**TASK DETAILS:** Scan the listing below and copy every line holding "crimes".

**A run of records:**
^^^^
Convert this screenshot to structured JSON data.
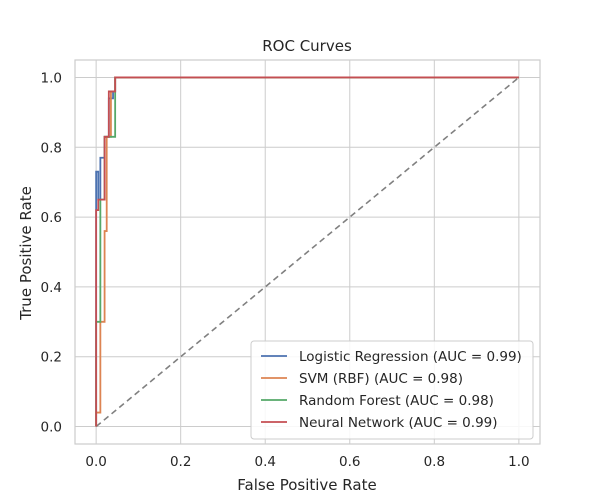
{
  "chart_data": {
    "type": "line",
    "title": "ROC Curves",
    "xlabel": "False Positive Rate",
    "ylabel": "True Positive Rate",
    "xlim": [
      -0.05,
      1.05
    ],
    "ylim": [
      -0.05,
      1.05
    ],
    "xticks": [
      0.0,
      0.2,
      0.4,
      0.6,
      0.8,
      1.0
    ],
    "yticks": [
      0.0,
      0.2,
      0.4,
      0.6,
      0.8,
      1.0
    ],
    "xtick_labels": [
      "0.0",
      "0.2",
      "0.4",
      "0.6",
      "0.8",
      "1.0"
    ],
    "ytick_labels": [
      "0.0",
      "0.2",
      "0.4",
      "0.6",
      "0.8",
      "1.0"
    ],
    "grid": true,
    "legend_position": "lower-right",
    "series": [
      {
        "name": "Logistic Regression (AUC = 0.99)",
        "color": "#4c72b0",
        "x": [
          0,
          0,
          0.005,
          0.005,
          0.01,
          0.01,
          0.02,
          0.02,
          0.03,
          0.03,
          0.04,
          0.04,
          0.045,
          0.045,
          1.0
        ],
        "y": [
          0,
          0.73,
          0.73,
          0.65,
          0.65,
          0.77,
          0.77,
          0.83,
          0.83,
          0.94,
          0.94,
          0.96,
          0.96,
          1.0,
          1.0
        ]
      },
      {
        "name": "SVM (RBF) (AUC = 0.98)",
        "color": "#dd8452",
        "x": [
          0,
          0,
          0.01,
          0.01,
          0.02,
          0.02,
          0.025,
          0.025,
          0.03,
          0.03,
          0.035,
          0.035,
          0.045,
          0.045,
          1.0
        ],
        "y": [
          0,
          0.04,
          0.04,
          0.3,
          0.3,
          0.56,
          0.56,
          0.83,
          0.83,
          0.83,
          0.83,
          0.96,
          0.96,
          1.0,
          1.0
        ]
      },
      {
        "name": "Random Forest (AUC = 0.98)",
        "color": "#55a868",
        "x": [
          0,
          0,
          0.01,
          0.01,
          0.02,
          0.02,
          0.035,
          0.035,
          0.045,
          0.045,
          1.0
        ],
        "y": [
          0,
          0.3,
          0.3,
          0.65,
          0.65,
          0.83,
          0.83,
          0.83,
          0.83,
          1.0,
          1.0
        ]
      },
      {
        "name": "Neural Network (AUC = 0.99)",
        "color": "#c44e52",
        "x": [
          0,
          0,
          0.005,
          0.005,
          0.015,
          0.015,
          0.02,
          0.02,
          0.03,
          0.03,
          0.035,
          0.035,
          0.045,
          0.045,
          1.0
        ],
        "y": [
          0,
          0.62,
          0.62,
          0.65,
          0.65,
          0.65,
          0.65,
          0.83,
          0.83,
          0.96,
          0.96,
          0.96,
          0.96,
          1.0,
          1.0
        ]
      },
      {
        "color": "#808080",
        "dashed": true,
        "x": [
          0,
          1
        ],
        "y": [
          0,
          1
        ]
      }
    ]
  }
}
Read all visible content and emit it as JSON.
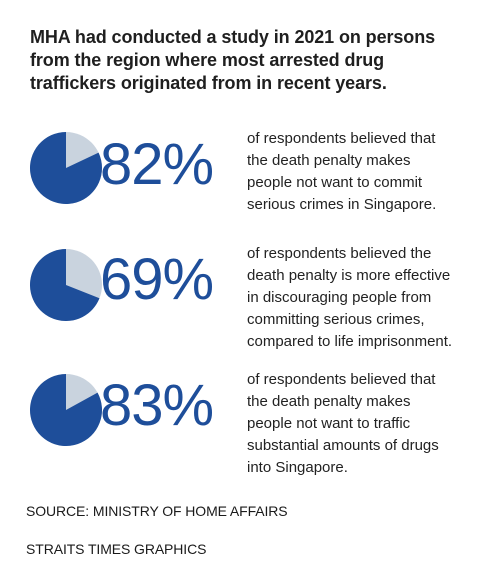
{
  "headline": "MHA had conducted a study in 2021 on persons\nfrom the region where most arrested drug\ntraffickers originated from in recent years.",
  "colors": {
    "filled": "#1e4e9a",
    "remainder": "#c9d3de",
    "text": "#1e4e9a"
  },
  "chart_data": {
    "type": "pie",
    "title": "",
    "series": [
      {
        "value": 82,
        "label": "82%",
        "description": "of respondents believed that\nthe death penalty makes\npeople not want to commit\nserious crimes in Singapore."
      },
      {
        "value": 69,
        "label": "69%",
        "description": "of respondents believed the\ndeath penalty is more effective\nin discouraging people from\ncommitting serious crimes,\ncompared to life imprisonment."
      },
      {
        "value": 83,
        "label": "83%",
        "description": "of respondents believed that\nthe death penalty makes\npeople not want to traffic\nsubstantial amounts of drugs\ninto Singapore."
      }
    ]
  },
  "footer": {
    "source": "SOURCE: MINISTRY OF HOME AFFAIRS",
    "credit": "STRAITS TIMES GRAPHICS"
  }
}
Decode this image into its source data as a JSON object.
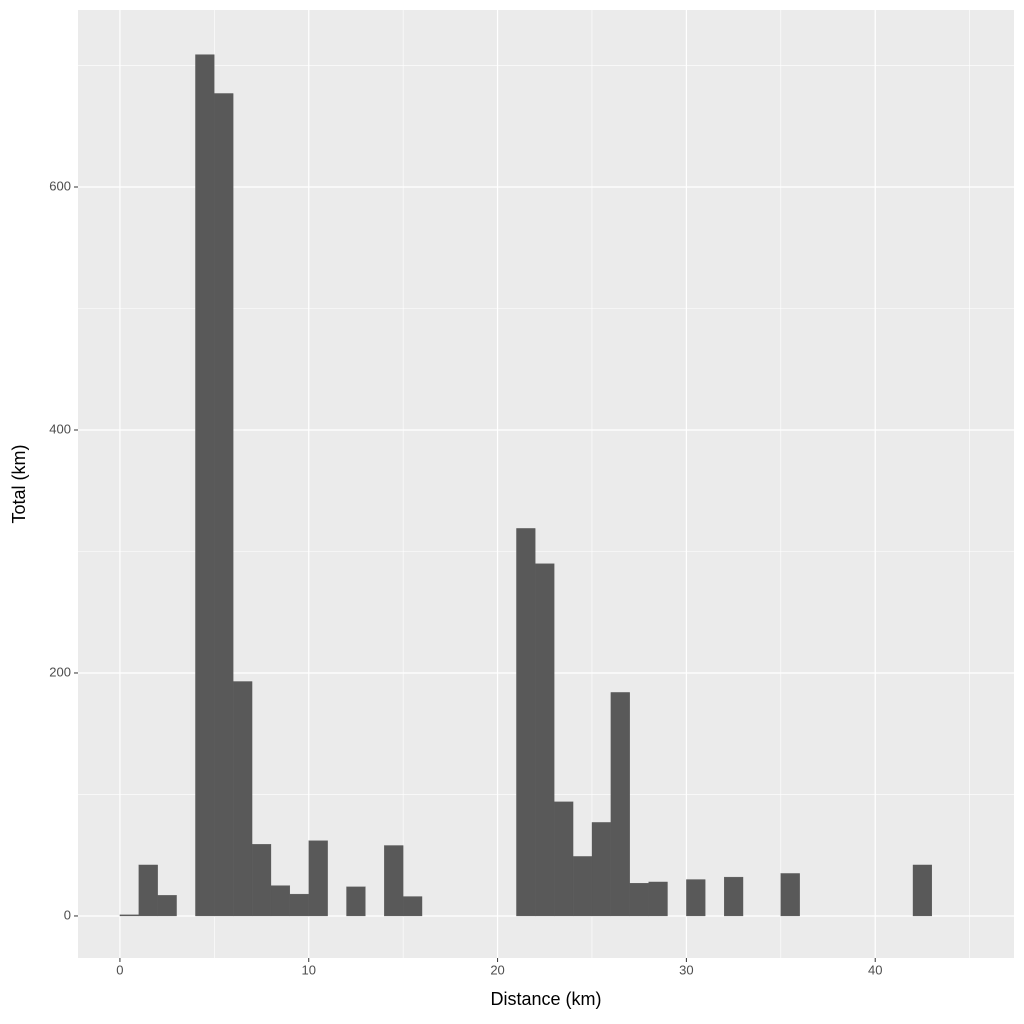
{
  "chart_data": {
    "type": "histogram",
    "x_label": "Distance (km)",
    "y_label": "Total (km)",
    "bins": [
      0,
      1,
      2,
      3,
      4,
      5,
      6,
      7,
      8,
      9,
      10,
      11,
      12,
      13,
      14,
      15,
      16,
      17,
      18,
      19,
      20,
      21,
      22,
      23,
      24,
      25,
      26,
      27,
      28,
      29,
      30,
      31,
      32,
      33,
      34,
      35,
      36,
      37,
      38,
      39,
      40,
      41,
      42,
      43
    ],
    "values": [
      1,
      42,
      17,
      0,
      709,
      677,
      193,
      59,
      25,
      18,
      62,
      0,
      24,
      0,
      58,
      16,
      0,
      0,
      0,
      0,
      0,
      319,
      290,
      94,
      49,
      77,
      184,
      27,
      28,
      0,
      30,
      0,
      32,
      0,
      0,
      35,
      0,
      0,
      0,
      0,
      0,
      0,
      42
    ],
    "color": "#595959",
    "xlim": [
      -2.22,
      47.35
    ],
    "ylim": [
      -34.6,
      745.7
    ],
    "xticks": [
      0,
      10,
      20,
      30,
      40
    ],
    "yticks": [
      0,
      200,
      400,
      600
    ],
    "x_minor_ticks": [
      5,
      15,
      25,
      35,
      45
    ],
    "y_minor_ticks": [
      100,
      300,
      500,
      700
    ],
    "grid": true,
    "panel_color": "#ebebeb"
  }
}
^^^^
**TASK RESULT:**
        "description": "of respondents believed that\nthe death penalty makes\npeople not want to commit\nserious crimes in Singapore."
        "description": "of respondents believed the\ndeath penalty is more effective\nin discouraging people from\ncommitting serious crimes,\ncompared to life imprisonment."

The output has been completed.